## The task
Reproduce all of the data below without alteration; exclude every picture.

-------- Entries supplied

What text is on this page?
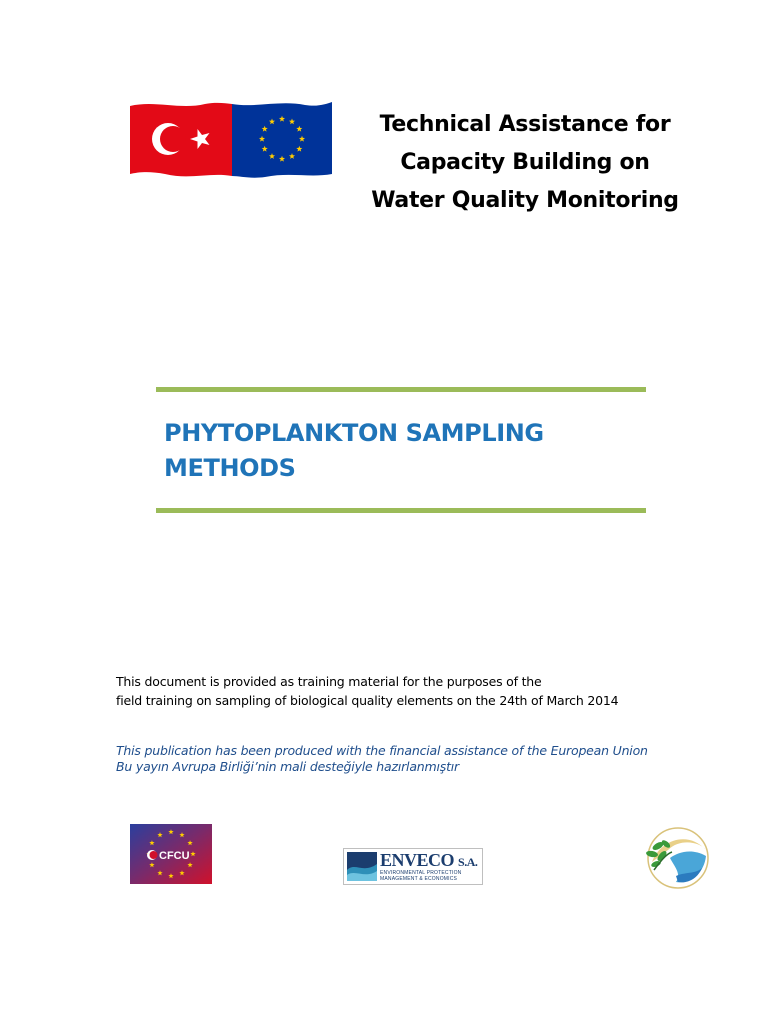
Technical Assistance for
Capacity Building on
Water Quality Monitoring
PHYTOPLANKTON SAMPLING
METHODS
This document is provided as training material for the purposes of the
field training on sampling of biological quality elements on the 24th of March 2014
This publication has been produced with the financial assistance of the European Union
Bu yayın Avrupa Birliği’nin mali desteğiyle hazırlanmıştır
CFCU	ENVECO S.A.
ENVIRONMENTAL PROTECTION
MANAGEMENT & ECONOMICS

----------------

## Solution
What text is on this page?
Technical Assistance for
Capacity Building on
Water Quality Monitoring
PHYTOPLANKTON SAMPLING
METHODS
This document is provided as training material for the purposes of the
field training on sampling of biological quality elements on the 24th of March 2014
This publication has been produced with the financial assistance of the European Union
Bu yayın Avrupa Birliği’nin mali desteğiyle hazırlanmıştır
CFCU	ENVECO S.A.
ENVIRONMENTAL PROTECTION
MANAGEMENT & ECONOMICS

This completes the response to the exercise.